DO THIS => Your task is to print all of the material verbatim.

MATERIAL PROVIDED =>
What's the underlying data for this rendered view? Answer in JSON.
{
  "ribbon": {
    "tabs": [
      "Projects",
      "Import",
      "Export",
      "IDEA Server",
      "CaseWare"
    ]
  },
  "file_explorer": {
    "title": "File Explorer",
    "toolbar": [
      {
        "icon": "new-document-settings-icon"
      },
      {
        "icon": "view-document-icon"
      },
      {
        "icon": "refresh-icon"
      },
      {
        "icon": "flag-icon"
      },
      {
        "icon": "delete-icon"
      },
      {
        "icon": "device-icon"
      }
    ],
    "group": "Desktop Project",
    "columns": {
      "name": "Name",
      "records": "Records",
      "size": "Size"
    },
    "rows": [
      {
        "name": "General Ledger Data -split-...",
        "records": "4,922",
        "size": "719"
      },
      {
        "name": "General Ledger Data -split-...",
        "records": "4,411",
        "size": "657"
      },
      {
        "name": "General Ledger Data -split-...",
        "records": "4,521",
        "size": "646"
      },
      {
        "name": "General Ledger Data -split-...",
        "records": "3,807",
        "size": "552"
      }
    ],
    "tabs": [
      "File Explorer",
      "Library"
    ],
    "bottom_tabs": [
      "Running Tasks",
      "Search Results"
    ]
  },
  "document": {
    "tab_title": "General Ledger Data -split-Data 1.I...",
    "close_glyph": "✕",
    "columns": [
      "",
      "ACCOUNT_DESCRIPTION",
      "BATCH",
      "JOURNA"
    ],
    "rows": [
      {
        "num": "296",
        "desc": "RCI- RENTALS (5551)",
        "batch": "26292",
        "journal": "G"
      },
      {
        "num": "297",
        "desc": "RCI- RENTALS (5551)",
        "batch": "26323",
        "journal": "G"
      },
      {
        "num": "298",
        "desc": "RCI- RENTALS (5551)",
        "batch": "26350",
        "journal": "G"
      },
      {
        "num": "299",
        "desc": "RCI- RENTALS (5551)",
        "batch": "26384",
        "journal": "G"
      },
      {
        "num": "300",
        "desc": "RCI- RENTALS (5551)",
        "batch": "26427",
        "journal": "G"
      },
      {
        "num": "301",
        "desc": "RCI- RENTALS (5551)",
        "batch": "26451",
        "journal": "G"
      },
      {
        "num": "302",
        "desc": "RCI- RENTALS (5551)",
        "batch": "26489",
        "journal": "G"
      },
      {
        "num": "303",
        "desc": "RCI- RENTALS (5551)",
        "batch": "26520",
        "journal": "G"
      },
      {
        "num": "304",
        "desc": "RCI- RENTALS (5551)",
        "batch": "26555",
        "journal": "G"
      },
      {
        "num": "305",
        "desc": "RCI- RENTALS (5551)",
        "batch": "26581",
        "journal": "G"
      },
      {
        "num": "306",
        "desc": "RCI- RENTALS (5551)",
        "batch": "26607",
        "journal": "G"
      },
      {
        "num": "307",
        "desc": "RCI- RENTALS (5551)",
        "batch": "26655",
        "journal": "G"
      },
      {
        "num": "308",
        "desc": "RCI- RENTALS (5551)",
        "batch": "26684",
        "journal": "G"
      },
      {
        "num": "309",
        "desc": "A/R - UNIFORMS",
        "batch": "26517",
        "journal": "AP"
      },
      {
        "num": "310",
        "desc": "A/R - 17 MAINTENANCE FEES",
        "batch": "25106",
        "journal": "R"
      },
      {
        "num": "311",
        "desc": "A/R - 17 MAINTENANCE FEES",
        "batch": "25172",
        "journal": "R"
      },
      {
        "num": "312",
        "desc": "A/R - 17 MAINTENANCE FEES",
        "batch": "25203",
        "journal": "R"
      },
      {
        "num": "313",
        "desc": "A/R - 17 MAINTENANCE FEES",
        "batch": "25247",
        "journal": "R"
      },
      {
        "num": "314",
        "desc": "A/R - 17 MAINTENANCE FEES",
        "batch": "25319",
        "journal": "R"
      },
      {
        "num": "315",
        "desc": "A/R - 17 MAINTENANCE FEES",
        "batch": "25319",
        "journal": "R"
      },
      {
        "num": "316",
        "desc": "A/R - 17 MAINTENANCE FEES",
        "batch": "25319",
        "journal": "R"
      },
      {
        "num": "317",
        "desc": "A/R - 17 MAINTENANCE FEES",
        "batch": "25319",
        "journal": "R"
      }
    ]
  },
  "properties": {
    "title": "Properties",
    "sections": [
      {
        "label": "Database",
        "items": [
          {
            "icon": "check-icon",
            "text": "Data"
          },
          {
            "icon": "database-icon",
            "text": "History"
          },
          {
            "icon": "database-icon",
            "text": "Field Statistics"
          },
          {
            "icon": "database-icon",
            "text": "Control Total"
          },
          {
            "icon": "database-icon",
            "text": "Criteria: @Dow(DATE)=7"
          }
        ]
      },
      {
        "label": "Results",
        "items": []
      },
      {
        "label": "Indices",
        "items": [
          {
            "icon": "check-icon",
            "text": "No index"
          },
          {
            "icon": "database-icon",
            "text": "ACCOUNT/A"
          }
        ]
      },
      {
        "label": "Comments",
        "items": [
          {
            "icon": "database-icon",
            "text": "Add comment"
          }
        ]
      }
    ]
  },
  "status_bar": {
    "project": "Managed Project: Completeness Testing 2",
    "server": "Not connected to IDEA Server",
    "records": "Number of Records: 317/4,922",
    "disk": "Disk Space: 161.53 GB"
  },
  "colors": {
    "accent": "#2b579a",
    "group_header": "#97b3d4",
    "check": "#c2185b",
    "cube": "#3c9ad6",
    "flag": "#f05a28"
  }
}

REPLY TO THE TASK =>
What's the underlying data for this rendered view? Answer in JSON.
{
  "ribbon": {
    "tabs": [
      "Projects",
      "Import",
      "Export",
      "IDEA Server",
      "CaseWare"
    ]
  },
  "file_explorer": {
    "title": "File Explorer",
    "toolbar": [
      {
        "icon": "new-document-settings-icon"
      },
      {
        "icon": "view-document-icon"
      },
      {
        "icon": "refresh-icon"
      },
      {
        "icon": "flag-icon"
      },
      {
        "icon": "delete-icon"
      },
      {
        "icon": "device-icon"
      }
    ],
    "group": "Desktop Project",
    "columns": {
      "name": "Name",
      "records": "Records",
      "size": "Size"
    },
    "rows": [
      {
        "name": "General Ledger Data -split-...",
        "records": "4,922",
        "size": "719"
      },
      {
        "name": "General Ledger Data -split-...",
        "records": "4,411",
        "size": "657"
      },
      {
        "name": "General Ledger Data -split-...",
        "records": "4,521",
        "size": "646"
      },
      {
        "name": "General Ledger Data -split-...",
        "records": "3,807",
        "size": "552"
      }
    ],
    "tabs": [
      "File Explorer",
      "Library"
    ],
    "bottom_tabs": [
      "Running Tasks",
      "Search Results"
    ]
  },
  "document": {
    "tab_title": "General Ledger Data -split-Data 1.I...",
    "close_glyph": "✕",
    "columns": [
      "",
      "ACCOUNT_DESCRIPTION",
      "BATCH",
      "JOURNA"
    ],
    "rows": [
      {
        "num": "296",
        "desc": "RCI- RENTALS (5551)",
        "batch": "26292",
        "journal": "G"
      },
      {
        "num": "297",
        "desc": "RCI- RENTALS (5551)",
        "batch": "26323",
        "journal": "G"
      },
      {
        "num": "298",
        "desc": "RCI- RENTALS (5551)",
        "batch": "26350",
        "journal": "G"
      },
      {
        "num": "299",
        "desc": "RCI- RENTALS (5551)",
        "batch": "26384",
        "journal": "G"
      },
      {
        "num": "300",
        "desc": "RCI- RENTALS (5551)",
        "batch": "26427",
        "journal": "G"
      },
      {
        "num": "301",
        "desc": "RCI- RENTALS (5551)",
        "batch": "26451",
        "journal": "G"
      },
      {
        "num": "302",
        "desc": "RCI- RENTALS (5551)",
        "batch": "26489",
        "journal": "G"
      },
      {
        "num": "303",
        "desc": "RCI- RENTALS (5551)",
        "batch": "26520",
        "journal": "G"
      },
      {
        "num": "304",
        "desc": "RCI- RENTALS (5551)",
        "batch": "26555",
        "journal": "G"
      },
      {
        "num": "305",
        "desc": "RCI- RENTALS (5551)",
        "batch": "26581",
        "journal": "G"
      },
      {
        "num": "306",
        "desc": "RCI- RENTALS (5551)",
        "batch": "26607",
        "journal": "G"
      },
      {
        "num": "307",
        "desc": "RCI- RENTALS (5551)",
        "batch": "26655",
        "journal": "G"
      },
      {
        "num": "308",
        "desc": "RCI- RENTALS (5551)",
        "batch": "26684",
        "journal": "G"
      },
      {
        "num": "309",
        "desc": "A/R - UNIFORMS",
        "batch": "26517",
        "journal": "AP"
      },
      {
        "num": "310",
        "desc": "A/R - 17 MAINTENANCE FEES",
        "batch": "25106",
        "journal": "R"
      },
      {
        "num": "311",
        "desc": "A/R - 17 MAINTENANCE FEES",
        "batch": "25172",
        "journal": "R"
      },
      {
        "num": "312",
        "desc": "A/R - 17 MAINTENANCE FEES",
        "batch": "25203",
        "journal": "R"
      },
      {
        "num": "313",
        "desc": "A/R - 17 MAINTENANCE FEES",
        "batch": "25247",
        "journal": "R"
      },
      {
        "num": "314",
        "desc": "A/R - 17 MAINTENANCE FEES",
        "batch": "25319",
        "journal": "R"
      },
      {
        "num": "315",
        "desc": "A/R - 17 MAINTENANCE FEES",
        "batch": "25319",
        "journal": "R"
      },
      {
        "num": "316",
        "desc": "A/R - 17 MAINTENANCE FEES",
        "batch": "25319",
        "journal": "R"
      },
      {
        "num": "317",
        "desc": "A/R - 17 MAINTENANCE FEES",
        "batch": "25319",
        "journal": "R"
      }
    ]
  },
  "properties": {
    "title": "Properties",
    "sections": [
      {
        "label": "Database",
        "items": [
          {
            "icon": "check-icon",
            "text": "Data"
          },
          {
            "icon": "database-icon",
            "text": "History"
          },
          {
            "icon": "database-icon",
            "text": "Field Statistics"
          },
          {
            "icon": "database-icon",
            "text": "Control Total"
          },
          {
            "icon": "database-icon",
            "text": "Criteria: @Dow(DATE)=7"
          }
        ]
      },
      {
        "label": "Results",
        "items": []
      },
      {
        "label": "Indices",
        "items": [
          {
            "icon": "check-icon",
            "text": "No index"
          },
          {
            "icon": "database-icon",
            "text": "ACCOUNT/A"
          }
        ]
      },
      {
        "label": "Comments",
        "items": [
          {
            "icon": "database-icon",
            "text": "Add comment"
          }
        ]
      }
    ]
  },
  "status_bar": {
    "project": "Managed Project: Completeness Testing 2",
    "server": "Not connected to IDEA Server",
    "records": "Number of Records: 317/4,922",
    "disk": "Disk Space: 161.53 GB"
  },
  "colors": {
    "accent": "#2b579a",
    "group_header": "#97b3d4",
    "check": "#c2185b",
    "cube": "#3c9ad6",
    "flag": "#f05a28"
  }
}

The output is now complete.